_Problem_:
In the copy, keep every record exact and leave out all images.

_Provided data_:
════════════════════

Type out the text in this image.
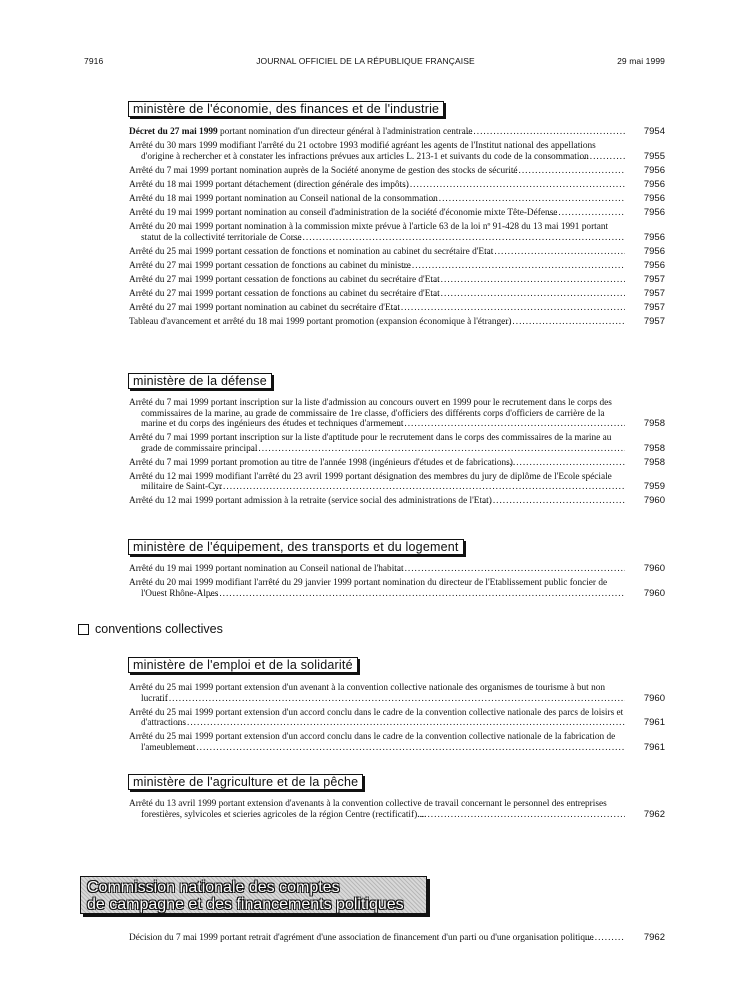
7916	JOURNAL OFFICIEL DE LA RÉPUBLIQUE FRANÇAISE	29 mai 1999
ministère de l'économie, des finances et de l'industrie
Décret du 27 mai 1999 portant nomination d'un directeur général à l'administration centrale .....	7954
Arrêté du 30 mars 1999 modifiant l'arrêté du 21 octobre 1993 modifié agréant les agents de l'Institut national des appellations d'origine à rechercher et à constater les infractions prévues aux articles L. 213-1 et suivants du code de la consommation .....	7955
Arrêté du 7 mai 1999 portant nomination auprès de la Société anonyme de gestion des stocks de sécurité .....	7956
Arrêté du 18 mai 1999 portant détachement (direction générale des impôts) .....	7956
Arrêté du 18 mai 1999 portant nomination au Conseil national de la consommation .....	7956
Arrêté du 19 mai 1999 portant nomination au conseil d'administration de la société d'économie mixte Tête-Défense .....	7956
Arrêté du 20 mai 1999 portant nomination à la commission mixte prévue à l'article 63 de la loi nº 91-428 du 13 mai 1991 portant statut de la collectivité territoriale de Corse .....	7956
Arrêté du 25 mai 1999 portant cessation de fonctions et nomination au cabinet du secrétaire d'Etat .....	7956
Arrêté du 27 mai 1999 portant cessation de fonctions au cabinet du ministre .....	7956
Arrêté du 27 mai 1999 portant cessation de fonctions au cabinet du secrétaire d'Etat .....	7957
Arrêté du 27 mai 1999 portant cessation de fonctions au cabinet du secrétaire d'Etat .....	7957
Arrêté du 27 mai 1999 portant nomination au cabinet du secrétaire d'Etat .....	7957
Tableau d'avancement et arrêté du 18 mai 1999 portant promotion (expansion économique à l'étranger) .....	7957
ministère de la défense
Arrêté du 7 mai 1999 portant inscription sur la liste d'admission au concours ouvert en 1999 pour le recrutement dans le corps des commissaires de la marine, au grade de commissaire de 1re classe, d'officiers des différents corps d'officiers de carrière de la marine et du corps des ingénieurs des études et techniques d'armement .....	7958
Arrêté du 7 mai 1999 portant inscription sur la liste d'aptitude pour le recrutement dans le corps des commissaires de la marine au grade de commissaire principal .....	7958
Arrêté du 7 mai 1999 portant promotion au titre de l'année 1998 (ingénieurs d'études et de fabrications). .....	7958
Arrêté du 12 mai 1999 modifiant l'arrêté du 23 avril 1999 portant désignation des membres du jury de diplôme de l'Ecole spéciale militaire de Saint-Cyr .....	7959
Arrêté du 12 mai 1999 portant admission à la retraite (service social des administrations de l'Etat) .....	7960
ministère de l'équipement, des transports et du logement
Arrêté du 19 mai 1999 portant nomination au Conseil national de l'habitat .....	7960
Arrêté du 20 mai 1999 modifiant l'arrêté du 29 janvier 1999 portant nomination du directeur de l'Etablissement public foncier de l'Ouest Rhône-Alpes .....	7960
conventions collectives
ministère de l'emploi et de la solidarité
Arrêté du 25 mai 1999 portant extension d'un avenant à la convention collective nationale des organismes de tourisme à but non lucratif .....	7960
Arrêté du 25 mai 1999 portant extension d'un accord conclu dans le cadre de la convention collective nationale des parcs de loisirs et d'attractions .....	7961
Arrêté du 25 mai 1999 portant extension d'un accord conclu dans le cadre de la convention collective nationale de la fabrication de l'ameublement .....	7961
ministère de l'agriculture et de la pêche
Arrêté du 13 avril 1999 portant extension d'avenants à la convention collective de travail concernant le personnel des entreprises forestières, sylvicoles et scieries agricoles de la région Centre (rectificatif).... .....	7962
Commission nationale des comptes
de campagne et des financements politiques
Décision du 7 mai 1999 portant retrait d'agrément d'une association de financement d'un parti ou d'une organisation politique .....	7962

════════════════════

_In response_:
Type out the text in this image.
7916	JOURNAL OFFICIEL DE LA RÉPUBLIQUE FRANÇAISE	29 mai 1999
ministère de l'économie, des finances et de l'industrie
Décret du 27 mai 1999 portant nomination d'un directeur général à l'administration centrale .....	7954
Arrêté du 30 mars 1999 modifiant l'arrêté du 21 octobre 1993 modifié agréant les agents de l'Institut national des appellations d'origine à rechercher et à constater les infractions prévues aux articles L. 213-1 et suivants du code de la consommation .....	7955
Arrêté du 7 mai 1999 portant nomination auprès de la Société anonyme de gestion des stocks de sécurité .....	7956
Arrêté du 18 mai 1999 portant détachement (direction générale des impôts) .....	7956
Arrêté du 18 mai 1999 portant nomination au Conseil national de la consommation .....	7956
Arrêté du 19 mai 1999 portant nomination au conseil d'administration de la société d'économie mixte Tête-Défense .....	7956
Arrêté du 20 mai 1999 portant nomination à la commission mixte prévue à l'article 63 de la loi nº 91-428 du 13 mai 1991 portant statut de la collectivité territoriale de Corse .....	7956
Arrêté du 25 mai 1999 portant cessation de fonctions et nomination au cabinet du secrétaire d'Etat .....	7956
Arrêté du 27 mai 1999 portant cessation de fonctions au cabinet du ministre .....	7956
Arrêté du 27 mai 1999 portant cessation de fonctions au cabinet du secrétaire d'Etat .....	7957
Arrêté du 27 mai 1999 portant cessation de fonctions au cabinet du secrétaire d'Etat .....	7957
Arrêté du 27 mai 1999 portant nomination au cabinet du secrétaire d'Etat .....	7957
Tableau d'avancement et arrêté du 18 mai 1999 portant promotion (expansion économique à l'étranger) .....	7957
ministère de la défense
Arrêté du 7 mai 1999 portant inscription sur la liste d'admission au concours ouvert en 1999 pour le recrutement dans le corps des commissaires de la marine, au grade de commissaire de 1re classe, d'officiers des différents corps d'officiers de carrière de la marine et du corps des ingénieurs des études et techniques d'armement .....	7958
Arrêté du 7 mai 1999 portant inscription sur la liste d'aptitude pour le recrutement dans le corps des commissaires de la marine au grade de commissaire principal .....	7958
Arrêté du 7 mai 1999 portant promotion au titre de l'année 1998 (ingénieurs d'études et de fabrications). .....	7958
Arrêté du 12 mai 1999 modifiant l'arrêté du 23 avril 1999 portant désignation des membres du jury de diplôme de l'Ecole spéciale militaire de Saint-Cyr .....	7959
Arrêté du 12 mai 1999 portant admission à la retraite (service social des administrations de l'Etat) .....	7960
ministère de l'équipement, des transports et du logement
Arrêté du 19 mai 1999 portant nomination au Conseil national de l'habitat .....	7960
Arrêté du 20 mai 1999 modifiant l'arrêté du 29 janvier 1999 portant nomination du directeur de l'Etablissement public foncier de l'Ouest Rhône-Alpes .....	7960
conventions collectives
ministère de l'emploi et de la solidarité
Arrêté du 25 mai 1999 portant extension d'un avenant à la convention collective nationale des organismes de tourisme à but non lucratif .....	7960
Arrêté du 25 mai 1999 portant extension d'un accord conclu dans le cadre de la convention collective nationale des parcs de loisirs et d'attractions .....	7961
Arrêté du 25 mai 1999 portant extension d'un accord conclu dans le cadre de la convention collective nationale de la fabrication de l'ameublement .....	7961
ministère de l'agriculture et de la pêche
Arrêté du 13 avril 1999 portant extension d'avenants à la convention collective de travail concernant le personnel des entreprises forestières, sylvicoles et scieries agricoles de la région Centre (rectificatif).... .....	7962
Commission nationale des comptes
de campagne et des financements politiques
Décision du 7 mai 1999 portant retrait d'agrément d'une association de financement d'un parti ou d'une organisation politique .....	7962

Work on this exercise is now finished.